◆ WHAT YOU WILL DO
Within the data below, state how many lines contain the string "related". Provide the number only.

◆ ENTRIES SUPPLIED
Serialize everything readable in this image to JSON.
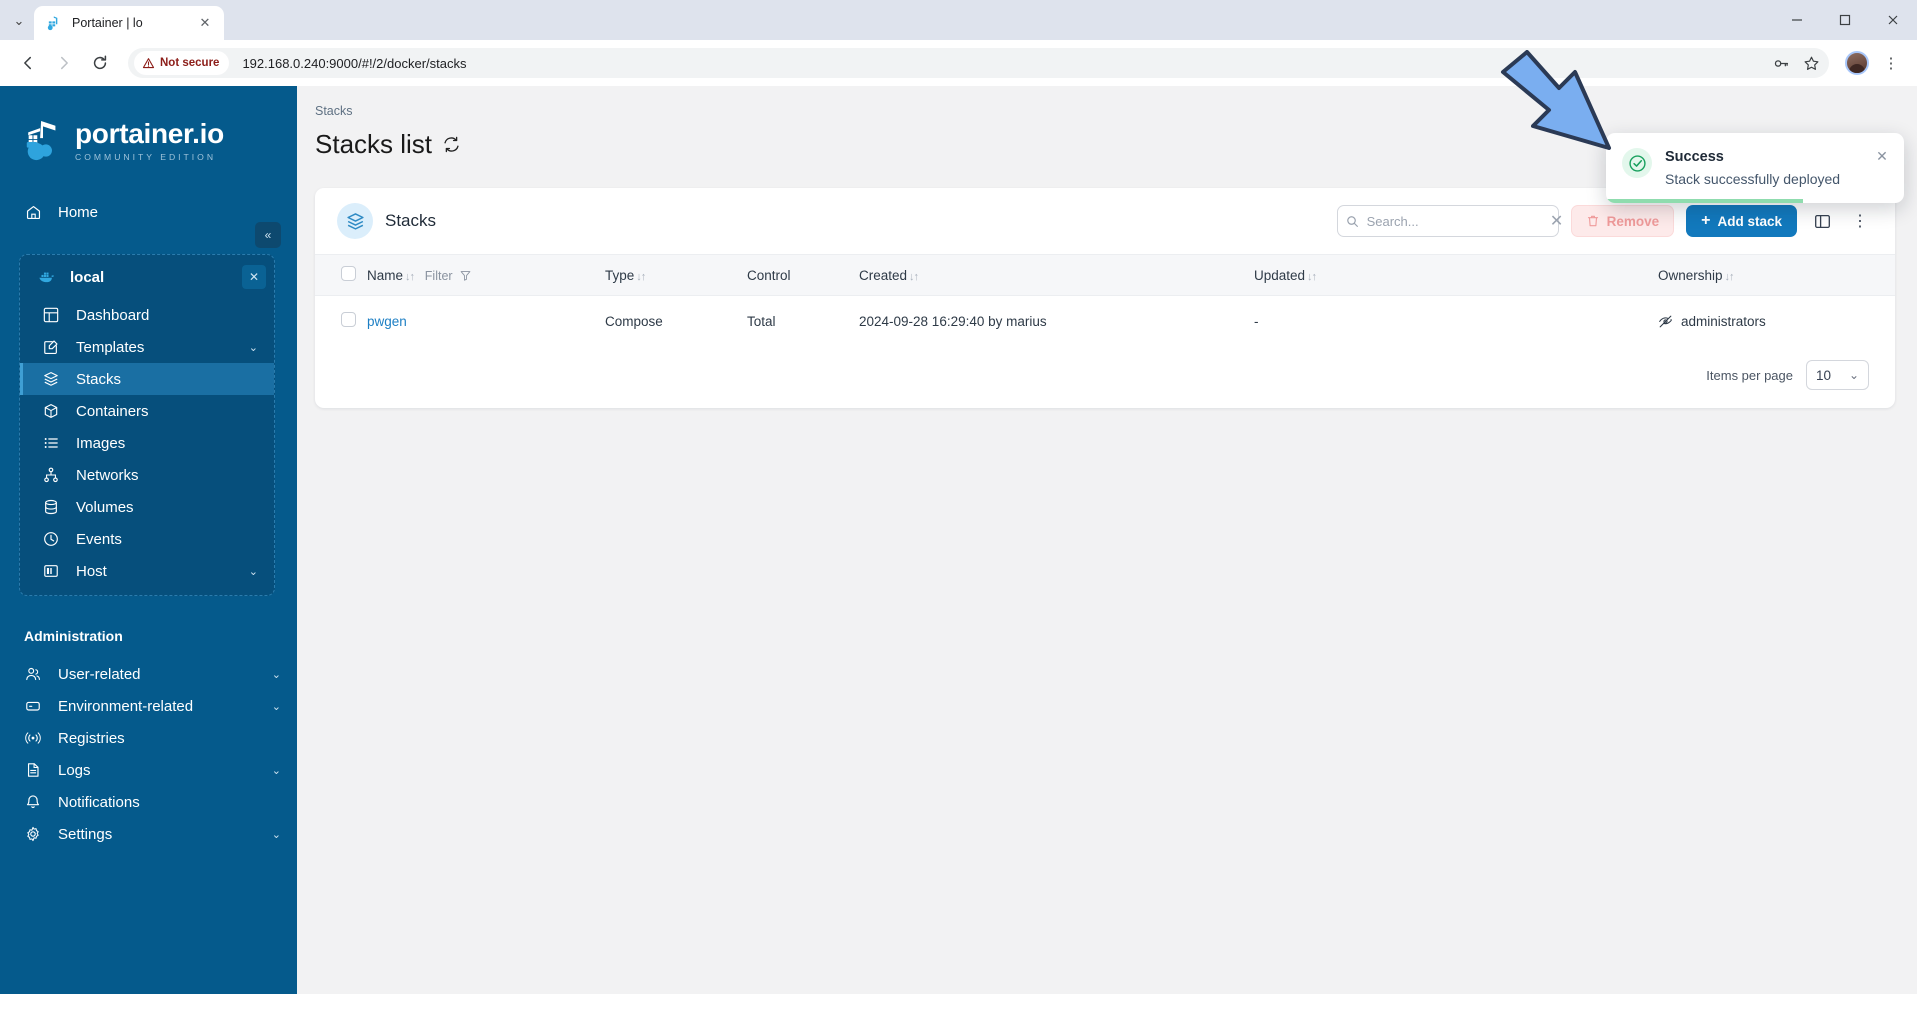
{
  "browser": {
    "tab_title": "Portainer | lo",
    "tab_close_glyph": "✕",
    "tablist_glyph": "⌄",
    "back_glyph": "←",
    "forward_glyph": "→",
    "reload_glyph": "⟳",
    "security_label": "Not secure",
    "url": "192.168.0.240:9000/#!/2/docker/stacks",
    "minimize_glyph": "—",
    "maximize_glyph": "▢",
    "close_glyph": "✕",
    "kebab_glyph": "⋮"
  },
  "sidebar": {
    "logo_title": "portainer.io",
    "logo_subtitle": "COMMUNITY EDITION",
    "collapse_glyph": "«",
    "home_label": "Home",
    "environment": {
      "name": "local",
      "close_glyph": "✕"
    },
    "env_items": [
      {
        "label": "Dashboard",
        "icon": "dashboard-icon",
        "chevron": "",
        "active": false
      },
      {
        "label": "Templates",
        "icon": "templates-icon",
        "chevron": "⌄",
        "active": false
      },
      {
        "label": "Stacks",
        "icon": "stacks-icon",
        "chevron": "",
        "active": true
      },
      {
        "label": "Containers",
        "icon": "containers-icon",
        "chevron": "",
        "active": false
      },
      {
        "label": "Images",
        "icon": "images-icon",
        "chevron": "",
        "active": false
      },
      {
        "label": "Networks",
        "icon": "networks-icon",
        "chevron": "",
        "active": false
      },
      {
        "label": "Volumes",
        "icon": "volumes-icon",
        "chevron": "",
        "active": false
      },
      {
        "label": "Events",
        "icon": "events-icon",
        "chevron": "",
        "active": false
      },
      {
        "label": "Host",
        "icon": "host-icon",
        "chevron": "⌄",
        "active": false
      }
    ],
    "admin_title": "Administration",
    "admin_items": [
      {
        "label": "User-related",
        "icon": "users-icon",
        "chevron": "⌄"
      },
      {
        "label": "Environment-related",
        "icon": "environment-icon",
        "chevron": "⌄"
      },
      {
        "label": "Registries",
        "icon": "registries-icon",
        "chevron": ""
      },
      {
        "label": "Logs",
        "icon": "logs-icon",
        "chevron": "⌄"
      },
      {
        "label": "Notifications",
        "icon": "notifications-icon",
        "chevron": ""
      },
      {
        "label": "Settings",
        "icon": "settings-icon",
        "chevron": "⌄"
      }
    ]
  },
  "main": {
    "breadcrumb": "Stacks",
    "page_title": "Stacks list",
    "card_title": "Stacks",
    "search_placeholder": "Search...",
    "search_value": "",
    "search_clear_glyph": "✕",
    "remove_label": "Remove",
    "add_stack_label": "Add stack",
    "add_stack_plus": "+",
    "columns_icon": "columns-layout-icon",
    "more_glyph": "⋮",
    "table": {
      "headers": [
        {
          "label": "Name",
          "sortable": true,
          "filter_label": "Filter"
        },
        {
          "label": "Type",
          "sortable": true
        },
        {
          "label": "Control",
          "sortable": false
        },
        {
          "label": "Created",
          "sortable": true
        },
        {
          "label": "Updated",
          "sortable": true
        },
        {
          "label": "Ownership",
          "sortable": true
        }
      ],
      "sort_arrows": "↓↑",
      "rows": [
        {
          "name": "pwgen",
          "type": "Compose",
          "control": "Total",
          "created": "2024-09-28 16:29:40 by marius",
          "updated": "-",
          "ownership": "administrators"
        }
      ]
    },
    "items_per_page_label": "Items per page",
    "items_per_page_value": "10",
    "items_per_page_chevron": "⌄"
  },
  "toast": {
    "title": "Success",
    "message": "Stack successfully deployed",
    "close_glyph": "✕",
    "accent_color": "#1aa15f",
    "progress_color": "#8fdcae"
  },
  "annotation": {
    "arrow_fill": "#7aaef0",
    "arrow_stroke": "#2b3a55"
  },
  "colors": {
    "sidebar_bg": "#055a8c",
    "primary": "#1279bd",
    "link": "#1d7fc4",
    "danger_soft": "#fdeaea"
  }
}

◆ WRITTEN SOLUTION
2